▸ **Dataset items**:
──────

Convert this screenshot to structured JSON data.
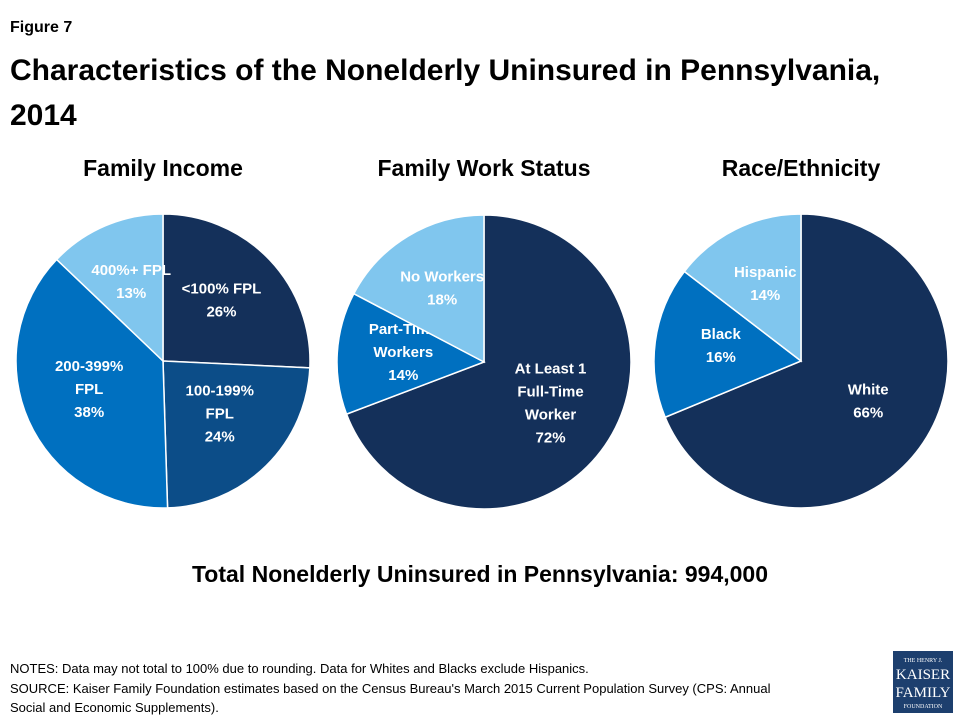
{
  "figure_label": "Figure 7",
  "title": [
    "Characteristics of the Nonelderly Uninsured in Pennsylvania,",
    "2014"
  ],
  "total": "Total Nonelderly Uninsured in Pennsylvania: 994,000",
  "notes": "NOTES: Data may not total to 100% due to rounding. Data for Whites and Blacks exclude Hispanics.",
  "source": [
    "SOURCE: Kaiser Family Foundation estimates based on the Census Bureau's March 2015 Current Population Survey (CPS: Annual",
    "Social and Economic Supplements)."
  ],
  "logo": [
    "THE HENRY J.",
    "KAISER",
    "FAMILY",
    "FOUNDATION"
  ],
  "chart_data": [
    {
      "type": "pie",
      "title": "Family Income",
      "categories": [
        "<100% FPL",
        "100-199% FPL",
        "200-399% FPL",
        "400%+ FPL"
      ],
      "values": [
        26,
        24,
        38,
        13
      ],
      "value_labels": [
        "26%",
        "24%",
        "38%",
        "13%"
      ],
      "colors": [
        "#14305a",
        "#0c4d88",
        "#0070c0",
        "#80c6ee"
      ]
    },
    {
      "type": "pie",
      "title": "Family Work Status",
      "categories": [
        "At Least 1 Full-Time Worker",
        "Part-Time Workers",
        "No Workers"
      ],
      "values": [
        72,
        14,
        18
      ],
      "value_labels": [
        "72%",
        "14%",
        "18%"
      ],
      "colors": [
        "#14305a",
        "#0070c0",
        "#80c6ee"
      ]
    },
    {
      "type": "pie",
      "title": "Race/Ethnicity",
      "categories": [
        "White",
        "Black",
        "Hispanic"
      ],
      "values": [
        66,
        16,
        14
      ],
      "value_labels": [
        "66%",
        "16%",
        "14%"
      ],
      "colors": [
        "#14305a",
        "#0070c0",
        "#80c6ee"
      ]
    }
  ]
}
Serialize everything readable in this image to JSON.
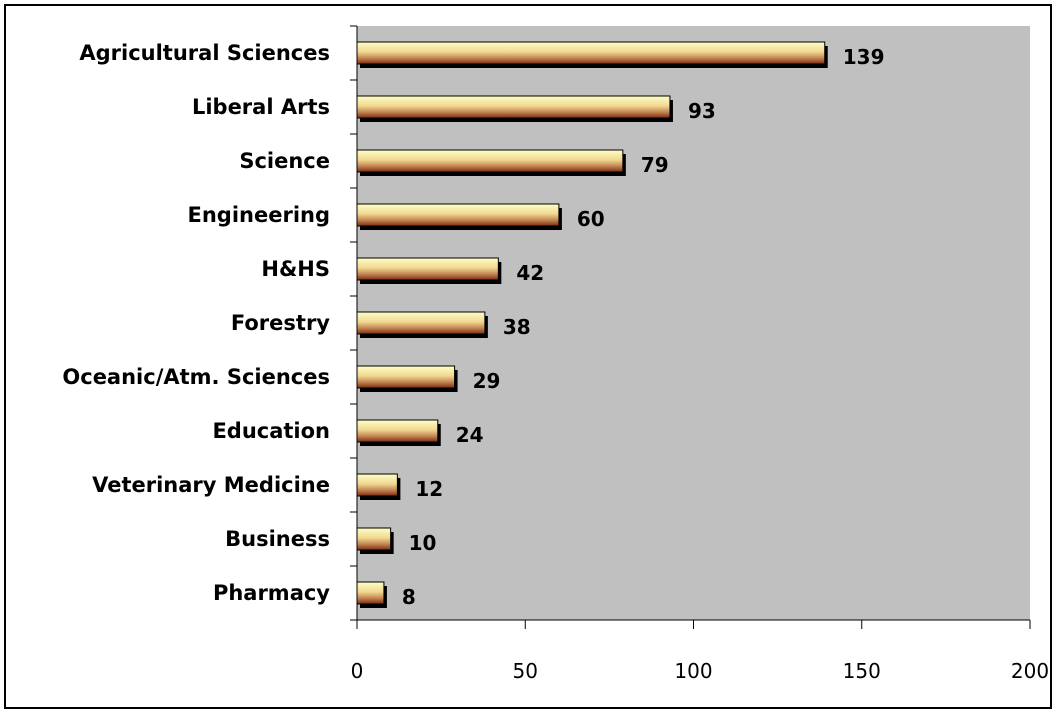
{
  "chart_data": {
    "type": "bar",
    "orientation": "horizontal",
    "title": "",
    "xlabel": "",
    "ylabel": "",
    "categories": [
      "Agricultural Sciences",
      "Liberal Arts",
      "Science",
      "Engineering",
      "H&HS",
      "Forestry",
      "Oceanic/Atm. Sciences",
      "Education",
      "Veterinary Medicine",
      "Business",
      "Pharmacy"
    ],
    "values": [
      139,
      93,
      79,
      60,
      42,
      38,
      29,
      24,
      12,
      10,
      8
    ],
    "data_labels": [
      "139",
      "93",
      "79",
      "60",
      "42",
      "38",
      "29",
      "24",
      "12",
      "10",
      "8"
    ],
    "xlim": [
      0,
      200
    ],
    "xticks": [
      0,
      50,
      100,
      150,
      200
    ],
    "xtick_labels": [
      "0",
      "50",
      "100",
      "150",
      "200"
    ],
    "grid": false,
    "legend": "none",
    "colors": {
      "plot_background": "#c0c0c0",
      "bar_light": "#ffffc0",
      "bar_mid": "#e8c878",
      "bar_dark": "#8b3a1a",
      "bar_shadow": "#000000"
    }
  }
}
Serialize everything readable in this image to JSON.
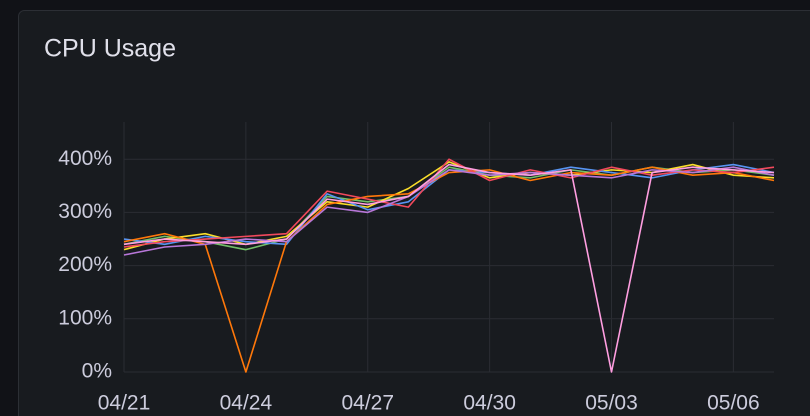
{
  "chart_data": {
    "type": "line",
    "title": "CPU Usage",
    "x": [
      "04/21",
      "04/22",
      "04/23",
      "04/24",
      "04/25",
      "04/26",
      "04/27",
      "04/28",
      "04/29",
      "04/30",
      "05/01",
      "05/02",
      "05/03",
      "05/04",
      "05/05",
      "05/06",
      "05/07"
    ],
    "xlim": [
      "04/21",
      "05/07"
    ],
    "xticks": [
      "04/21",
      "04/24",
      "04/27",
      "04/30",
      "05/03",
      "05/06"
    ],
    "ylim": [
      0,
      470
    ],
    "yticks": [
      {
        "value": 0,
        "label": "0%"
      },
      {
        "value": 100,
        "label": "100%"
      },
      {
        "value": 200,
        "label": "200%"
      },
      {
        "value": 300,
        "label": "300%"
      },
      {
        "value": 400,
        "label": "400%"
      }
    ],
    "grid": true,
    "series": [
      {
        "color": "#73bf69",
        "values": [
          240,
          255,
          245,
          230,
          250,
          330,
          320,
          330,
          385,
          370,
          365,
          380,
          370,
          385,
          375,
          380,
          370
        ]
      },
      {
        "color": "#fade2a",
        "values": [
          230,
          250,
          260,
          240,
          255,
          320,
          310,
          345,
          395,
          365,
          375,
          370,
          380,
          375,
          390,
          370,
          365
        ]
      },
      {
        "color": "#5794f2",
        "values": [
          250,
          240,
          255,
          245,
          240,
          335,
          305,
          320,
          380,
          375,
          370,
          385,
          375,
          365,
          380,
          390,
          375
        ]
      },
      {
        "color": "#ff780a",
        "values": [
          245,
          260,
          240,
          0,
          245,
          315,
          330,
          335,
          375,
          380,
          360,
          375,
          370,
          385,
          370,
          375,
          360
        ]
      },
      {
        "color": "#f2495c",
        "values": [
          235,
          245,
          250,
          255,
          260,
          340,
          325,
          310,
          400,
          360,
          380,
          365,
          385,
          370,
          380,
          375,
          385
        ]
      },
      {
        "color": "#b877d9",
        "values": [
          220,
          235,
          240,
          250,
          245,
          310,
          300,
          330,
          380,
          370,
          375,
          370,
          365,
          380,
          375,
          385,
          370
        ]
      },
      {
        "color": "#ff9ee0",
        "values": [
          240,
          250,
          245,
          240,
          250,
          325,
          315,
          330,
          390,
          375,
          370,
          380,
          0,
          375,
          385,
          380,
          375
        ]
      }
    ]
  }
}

──────

▸ **Exercise**:
All lines above with "Pennsylvania" in them should be returned.

▸ **Result of the exercise**:
    "Characteristics of the Nonelderly Uninsured in Pennsylvania,",
  "total": "Total Nonelderly Uninsured in Pennsylvania: 994,000",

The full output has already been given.